Exercise details: Rewrite the review from "Sierra Moreno holds" up to and including "writer and editor.", putting "freelance writer" in place of "contract writer".

Excerpt:
_ _ _

Overall, in Creating Romantic Obsession: Scorpions in the Mind, Béres Rogers gives a fascinating overview of the ways in which obsession was perceived and pathologized during the Romantic period, bringing each term that she introduces to life through compelling readings of examples from Romantic literature. She wraps up her survey of Romantic obsession with a coda that ties in Romantic notions of obsession with contemporary culture, pointing out that, while Obsessive Compulsive Disorder is listed in the 2013 DSM V, it bears very little resemblance to what monomania and other obsessive conditions would have looked like during the Romantic period. If anything, intellectual monomania has come to be viewed as a positive trait. As Béres Rogers shows in her reading of A.S. Byatt’s 1990 novel Possession, what might have been called intellectual monomania in the past bears many similarities to the traits of a good scholar in the present. The fluctuation in what does and does not constitute an unhealthy level of obsession, she contends, should give us pause to consider which present-day anxieties might be shaping what we consider to be “abnormal” today (Béres Rogers, 2020: 17).
Reference:
Tal, Guy. “The gestural language in Francisco Goya’s Sleep of Reason Produces Monsters,” Word & Image 26, no. 2 (2010): 115-127.
Sierra Moreno holds a Master’s degree in English Literature from the University of Glasgow. She currently lives in Oregon, where she tutors English and works as a contract writer and editor.

_ _ _

Rows from a data source
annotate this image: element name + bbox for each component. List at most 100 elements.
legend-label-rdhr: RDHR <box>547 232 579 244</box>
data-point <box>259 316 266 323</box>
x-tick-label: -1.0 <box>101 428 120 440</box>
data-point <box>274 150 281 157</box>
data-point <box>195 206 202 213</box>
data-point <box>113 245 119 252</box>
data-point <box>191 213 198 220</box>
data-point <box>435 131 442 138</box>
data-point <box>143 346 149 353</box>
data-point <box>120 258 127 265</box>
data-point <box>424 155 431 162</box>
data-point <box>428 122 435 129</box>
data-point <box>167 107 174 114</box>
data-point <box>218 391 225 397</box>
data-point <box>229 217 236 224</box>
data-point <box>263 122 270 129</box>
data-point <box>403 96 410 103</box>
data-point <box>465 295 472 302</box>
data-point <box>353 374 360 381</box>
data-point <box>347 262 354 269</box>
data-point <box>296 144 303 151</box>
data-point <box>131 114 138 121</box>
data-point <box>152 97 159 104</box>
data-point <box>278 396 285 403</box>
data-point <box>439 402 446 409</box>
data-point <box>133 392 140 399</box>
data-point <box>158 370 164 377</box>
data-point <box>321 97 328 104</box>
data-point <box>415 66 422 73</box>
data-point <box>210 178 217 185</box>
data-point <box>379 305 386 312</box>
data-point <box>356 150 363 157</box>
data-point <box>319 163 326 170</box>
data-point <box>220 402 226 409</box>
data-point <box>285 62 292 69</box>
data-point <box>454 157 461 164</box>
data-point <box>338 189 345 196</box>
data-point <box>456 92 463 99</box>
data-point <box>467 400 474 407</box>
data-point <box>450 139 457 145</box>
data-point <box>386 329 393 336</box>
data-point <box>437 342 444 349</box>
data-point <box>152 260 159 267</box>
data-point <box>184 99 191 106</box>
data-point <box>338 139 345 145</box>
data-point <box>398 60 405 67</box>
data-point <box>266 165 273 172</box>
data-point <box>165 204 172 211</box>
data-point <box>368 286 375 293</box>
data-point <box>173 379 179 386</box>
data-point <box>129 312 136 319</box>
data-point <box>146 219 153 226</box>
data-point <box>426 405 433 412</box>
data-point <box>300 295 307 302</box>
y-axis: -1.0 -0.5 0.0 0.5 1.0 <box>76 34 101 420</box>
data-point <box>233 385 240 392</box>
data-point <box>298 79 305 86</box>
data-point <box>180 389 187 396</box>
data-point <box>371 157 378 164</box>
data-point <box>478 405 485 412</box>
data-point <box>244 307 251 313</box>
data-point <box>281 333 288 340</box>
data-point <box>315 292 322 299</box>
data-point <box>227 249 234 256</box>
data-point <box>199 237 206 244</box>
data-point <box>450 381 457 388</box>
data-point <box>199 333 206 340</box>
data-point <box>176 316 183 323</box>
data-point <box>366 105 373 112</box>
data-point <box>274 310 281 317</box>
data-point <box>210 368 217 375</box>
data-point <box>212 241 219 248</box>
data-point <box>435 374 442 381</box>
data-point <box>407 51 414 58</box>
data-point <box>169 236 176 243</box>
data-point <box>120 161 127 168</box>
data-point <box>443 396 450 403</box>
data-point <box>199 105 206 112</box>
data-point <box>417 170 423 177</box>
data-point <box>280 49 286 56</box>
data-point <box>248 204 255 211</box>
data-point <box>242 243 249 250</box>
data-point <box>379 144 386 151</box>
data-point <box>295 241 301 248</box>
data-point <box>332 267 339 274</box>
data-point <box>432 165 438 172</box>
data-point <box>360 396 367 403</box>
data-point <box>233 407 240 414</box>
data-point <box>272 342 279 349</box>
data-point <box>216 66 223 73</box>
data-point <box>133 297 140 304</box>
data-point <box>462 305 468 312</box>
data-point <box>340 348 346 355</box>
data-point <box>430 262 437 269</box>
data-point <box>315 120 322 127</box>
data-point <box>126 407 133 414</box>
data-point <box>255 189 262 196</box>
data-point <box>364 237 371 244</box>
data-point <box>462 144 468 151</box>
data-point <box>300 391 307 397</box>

_ _ _

Task output:
Sierra Moreno holds a Master’s degree in English Literature from the University of Glasgow. She currently lives in Oregon, where she tutors English and works as a freelance writer and editor.